• Directive:
Find every line in the records below that contains the word "content", and copy each such line.
[Start of Data for this task]
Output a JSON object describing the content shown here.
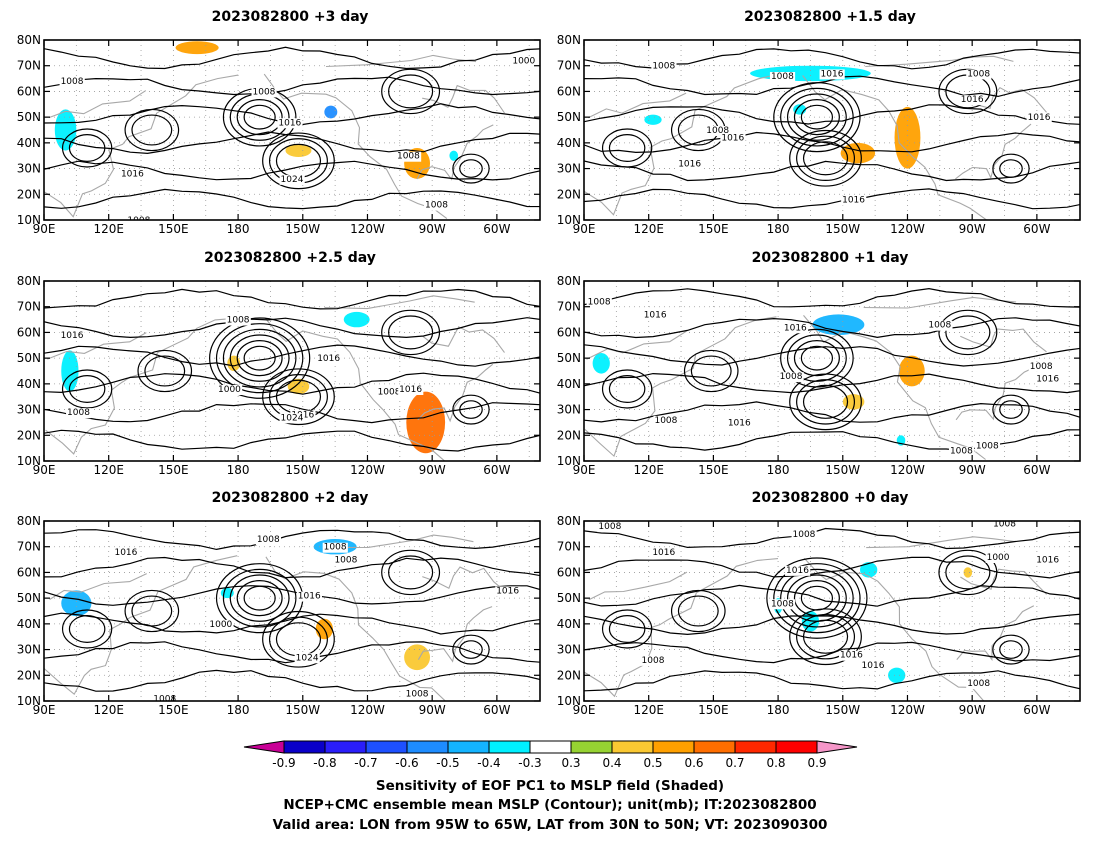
{
  "chart_data": {
    "type": "contour",
    "panels": [
      {
        "title": "2023082800 +3 day",
        "xticks": [
          "90E",
          "120E",
          "150E",
          "180",
          "150W",
          "120W",
          "90W",
          "60W"
        ],
        "yticks": [
          "10N",
          "20N",
          "30N",
          "40N",
          "50N",
          "60N",
          "70N",
          "80N"
        ],
        "contour_labels": [
          {
            "text": "1000",
            "x": -47.5,
            "y": 72
          },
          {
            "text": "1008",
            "x": 103,
            "y": 64
          },
          {
            "text": "1008",
            "x": -168,
            "y": 60
          },
          {
            "text": "1016",
            "x": -156,
            "y": 48
          },
          {
            "text": "1008",
            "x": -101,
            "y": 35
          },
          {
            "text": "1016",
            "x": 131,
            "y": 28
          },
          {
            "text": "1024",
            "x": -155,
            "y": 26
          },
          {
            "text": "1008",
            "x": -88,
            "y": 16
          },
          {
            "text": "1008",
            "x": 134,
            "y": 10
          }
        ],
        "shading": [
          {
            "lon": 100,
            "lat": 45,
            "rx": 5,
            "ry": 8,
            "v": -0.4
          },
          {
            "lon": 161,
            "lat": 77,
            "rx": 10,
            "ry": 2.5,
            "v": 0.5
          },
          {
            "lon": -137,
            "lat": 52,
            "rx": 3,
            "ry": 2.5,
            "v": -0.6
          },
          {
            "lon": -97,
            "lat": 32,
            "rx": 6,
            "ry": 6,
            "v": 0.5
          },
          {
            "lon": -152,
            "lat": 37,
            "rx": 6,
            "ry": 2.5,
            "v": 0.4
          },
          {
            "lon": -80,
            "lat": 35,
            "rx": 2,
            "ry": 2,
            "v": -0.4
          }
        ]
      },
      {
        "title": "2023082800 +1.5 day",
        "xticks": [
          "90E",
          "120E",
          "150E",
          "180",
          "150W",
          "120W",
          "90W",
          "60W"
        ],
        "yticks": [
          "10N",
          "20N",
          "30N",
          "40N",
          "50N",
          "60N",
          "70N",
          "80N"
        ],
        "contour_labels": [
          {
            "text": "1008",
            "x": 127,
            "y": 70
          },
          {
            "text": "1008",
            "x": -178,
            "y": 66
          },
          {
            "text": "1016",
            "x": -155,
            "y": 67
          },
          {
            "text": "1008",
            "x": -87,
            "y": 67
          },
          {
            "text": "1016",
            "x": -90,
            "y": 57
          },
          {
            "text": "1016",
            "x": -59,
            "y": 50
          },
          {
            "text": "1008",
            "x": 152,
            "y": 45
          },
          {
            "text": "1016",
            "x": 159,
            "y": 42
          },
          {
            "text": "1016",
            "x": 139,
            "y": 32
          },
          {
            "text": "1016",
            "x": -145,
            "y": 18
          }
        ],
        "shading": [
          {
            "lon": -165,
            "lat": 67,
            "rx": 28,
            "ry": 3,
            "v": -0.4
          },
          {
            "lon": -120,
            "lat": 42,
            "rx": 6,
            "ry": 12,
            "v": 0.5
          },
          {
            "lon": -143,
            "lat": 36,
            "rx": 8,
            "ry": 4,
            "v": 0.5
          },
          {
            "lon": 122,
            "lat": 49,
            "rx": 4,
            "ry": 2,
            "v": -0.4
          },
          {
            "lon": -170,
            "lat": 53,
            "rx": 3,
            "ry": 2,
            "v": -0.4
          }
        ]
      },
      {
        "title": "2023082800 +2.5 day",
        "xticks": [
          "90E",
          "120E",
          "150E",
          "180",
          "150W",
          "120W",
          "90W",
          "60W"
        ],
        "yticks": [
          "10N",
          "20N",
          "30N",
          "40N",
          "50N",
          "60N",
          "70N",
          "80N"
        ],
        "contour_labels": [
          {
            "text": "1008",
            "x": -180,
            "y": 65
          },
          {
            "text": "1016",
            "x": 103,
            "y": 59
          },
          {
            "text": "1016",
            "x": -138,
            "y": 50
          },
          {
            "text": "1000",
            "x": 176,
            "y": 38
          },
          {
            "text": "1008",
            "x": -110,
            "y": 37
          },
          {
            "text": "1016",
            "x": -100,
            "y": 38
          },
          {
            "text": "1016",
            "x": -150,
            "y": 28
          },
          {
            "text": "1024",
            "x": -155,
            "y": 27
          },
          {
            "text": "1008",
            "x": 106,
            "y": 29
          }
        ],
        "shading": [
          {
            "lon": 102,
            "lat": 45,
            "rx": 4,
            "ry": 8,
            "v": -0.4
          },
          {
            "lon": -93,
            "lat": 25,
            "rx": 9,
            "ry": 12,
            "v": 0.6
          },
          {
            "lon": -152,
            "lat": 39,
            "rx": 5,
            "ry": 3,
            "v": 0.4
          },
          {
            "lon": -125,
            "lat": 65,
            "rx": 6,
            "ry": 3,
            "v": -0.3
          },
          {
            "lon": 178,
            "lat": 48,
            "rx": 3,
            "ry": 3,
            "v": 0.4
          }
        ]
      },
      {
        "title": "2023082800 +1 day",
        "xticks": [
          "90E",
          "120E",
          "150E",
          "180",
          "150W",
          "120W",
          "90W",
          "60W"
        ],
        "yticks": [
          "10N",
          "20N",
          "30N",
          "40N",
          "50N",
          "60N",
          "70N",
          "80N"
        ],
        "contour_labels": [
          {
            "text": "1008",
            "x": 97,
            "y": 72
          },
          {
            "text": "1016",
            "x": 123,
            "y": 67
          },
          {
            "text": "1016",
            "x": -172,
            "y": 62
          },
          {
            "text": "1008",
            "x": -105,
            "y": 63
          },
          {
            "text": "1008",
            "x": -174,
            "y": 43
          },
          {
            "text": "1008",
            "x": -58,
            "y": 47
          },
          {
            "text": "1016",
            "x": -55,
            "y": 42
          },
          {
            "text": "1008",
            "x": 128,
            "y": 26
          },
          {
            "text": "1016",
            "x": 162,
            "y": 25
          },
          {
            "text": "1008",
            "x": -83,
            "y": 16
          },
          {
            "text": "1008",
            "x": -95,
            "y": 14
          }
        ],
        "shading": [
          {
            "lon": -152,
            "lat": 63,
            "rx": 12,
            "ry": 4,
            "v": -0.5
          },
          {
            "lon": -118,
            "lat": 45,
            "rx": 6,
            "ry": 6,
            "v": 0.5
          },
          {
            "lon": 98,
            "lat": 48,
            "rx": 4,
            "ry": 4,
            "v": -0.4
          },
          {
            "lon": -145,
            "lat": 33,
            "rx": 5,
            "ry": 3,
            "v": 0.4
          },
          {
            "lon": -123,
            "lat": 18,
            "rx": 2,
            "ry": 2,
            "v": -0.3
          }
        ]
      },
      {
        "title": "2023082800 +2 day",
        "xticks": [
          "90E",
          "120E",
          "150E",
          "180",
          "150W",
          "120W",
          "90W",
          "60W"
        ],
        "yticks": [
          "10N",
          "20N",
          "30N",
          "40N",
          "50N",
          "60N",
          "70N",
          "80N"
        ],
        "contour_labels": [
          {
            "text": "1008",
            "x": -166,
            "y": 73
          },
          {
            "text": "1016",
            "x": 128,
            "y": 68
          },
          {
            "text": "1008",
            "x": -135,
            "y": 70
          },
          {
            "text": "1008",
            "x": -130,
            "y": 65
          },
          {
            "text": "1016",
            "x": -55,
            "y": 53
          },
          {
            "text": "1016",
            "x": -147,
            "y": 51
          },
          {
            "text": "1000",
            "x": 172,
            "y": 40
          },
          {
            "text": "1024",
            "x": -148,
            "y": 27
          },
          {
            "text": "1008",
            "x": -97,
            "y": 13
          },
          {
            "text": "1008",
            "x": 146,
            "y": 11
          }
        ],
        "shading": [
          {
            "lon": -135,
            "lat": 70,
            "rx": 10,
            "ry": 3,
            "v": -0.5
          },
          {
            "lon": 105,
            "lat": 48,
            "rx": 7,
            "ry": 5,
            "v": -0.5
          },
          {
            "lon": -140,
            "lat": 38,
            "rx": 4,
            "ry": 4,
            "v": 0.5
          },
          {
            "lon": -97,
            "lat": 27,
            "rx": 6,
            "ry": 5,
            "v": 0.4
          },
          {
            "lon": -185,
            "lat": 52,
            "rx": 3,
            "ry": 2,
            "v": -0.3
          }
        ]
      },
      {
        "title": "2023082800 +0 day",
        "xticks": [
          "90E",
          "120E",
          "150E",
          "180",
          "150W",
          "120W",
          "90W",
          "60W"
        ],
        "yticks": [
          "10N",
          "20N",
          "30N",
          "40N",
          "50N",
          "60N",
          "70N",
          "80N"
        ],
        "contour_labels": [
          {
            "text": "1008",
            "x": 102,
            "y": 78
          },
          {
            "text": "1008",
            "x": -75,
            "y": 79
          },
          {
            "text": "1008",
            "x": -168,
            "y": 75
          },
          {
            "text": "1016",
            "x": 127,
            "y": 68
          },
          {
            "text": "1000",
            "x": -78,
            "y": 66
          },
          {
            "text": "1016",
            "x": -55,
            "y": 65
          },
          {
            "text": "1016",
            "x": -171,
            "y": 61
          },
          {
            "text": "1008",
            "x": -178,
            "y": 48
          },
          {
            "text": "1008",
            "x": 122,
            "y": 26
          },
          {
            "text": "1016",
            "x": -146,
            "y": 28
          },
          {
            "text": "1016",
            "x": -136,
            "y": 24
          },
          {
            "text": "1008",
            "x": -87,
            "y": 17
          }
        ],
        "shading": [
          {
            "lon": -165,
            "lat": 41,
            "rx": 4,
            "ry": 4,
            "v": -0.4
          },
          {
            "lon": -138,
            "lat": 61,
            "rx": 4,
            "ry": 3,
            "v": -0.4
          },
          {
            "lon": -125,
            "lat": 20,
            "rx": 4,
            "ry": 3,
            "v": -0.4
          },
          {
            "lon": -180,
            "lat": 47,
            "rx": 2,
            "ry": 3,
            "v": -0.4
          },
          {
            "lon": -92,
            "lat": 60,
            "rx": 2,
            "ry": 2,
            "v": 0.4
          }
        ]
      }
    ],
    "colorbar": {
      "ticks": [
        "-0.9",
        "-0.8",
        "-0.7",
        "-0.6",
        "-0.5",
        "-0.4",
        "-0.3",
        "0.3",
        "0.4",
        "0.5",
        "0.6",
        "0.7",
        "0.8",
        "0.9"
      ],
      "colors": [
        "#0a00c8",
        "#2a1efa",
        "#1e50ff",
        "#1e8cff",
        "#14b4ff",
        "#00f0ff",
        "#ffffff",
        "#96d232",
        "#fac832",
        "#ffa000",
        "#ff6e00",
        "#ff2800",
        "#fe0000",
        "#c80096"
      ],
      "end_low": "#c80096",
      "end_high": "#f596c8"
    }
  },
  "captions": {
    "line1": "Sensitivity of EOF PC1 to MSLP field (Shaded)",
    "line2": "NCEP+CMC ensemble mean MSLP (Contour); unit(mb); IT:2023082800",
    "line3": "Valid area: LON from 95W to 65W, LAT from 30N to 50N; VT: 2023090300"
  }
}
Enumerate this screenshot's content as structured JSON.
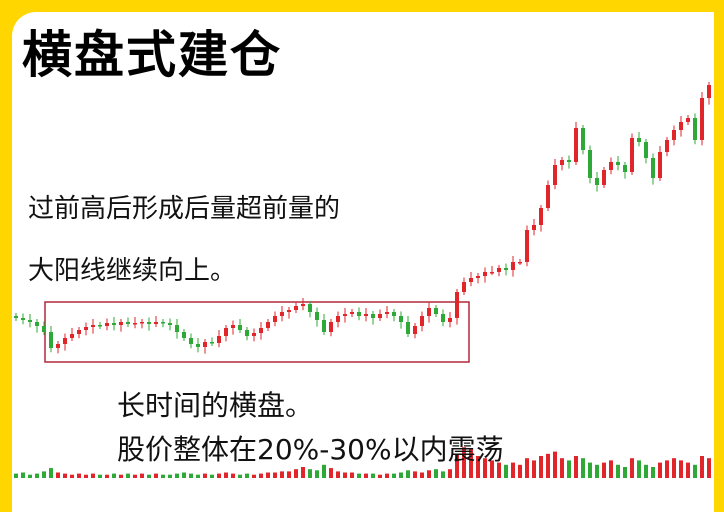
[End of Data for this task]
• Solved problem:
Output a JSON object describing the content shown here.
Enumerate this screenshot's content as structured JSON.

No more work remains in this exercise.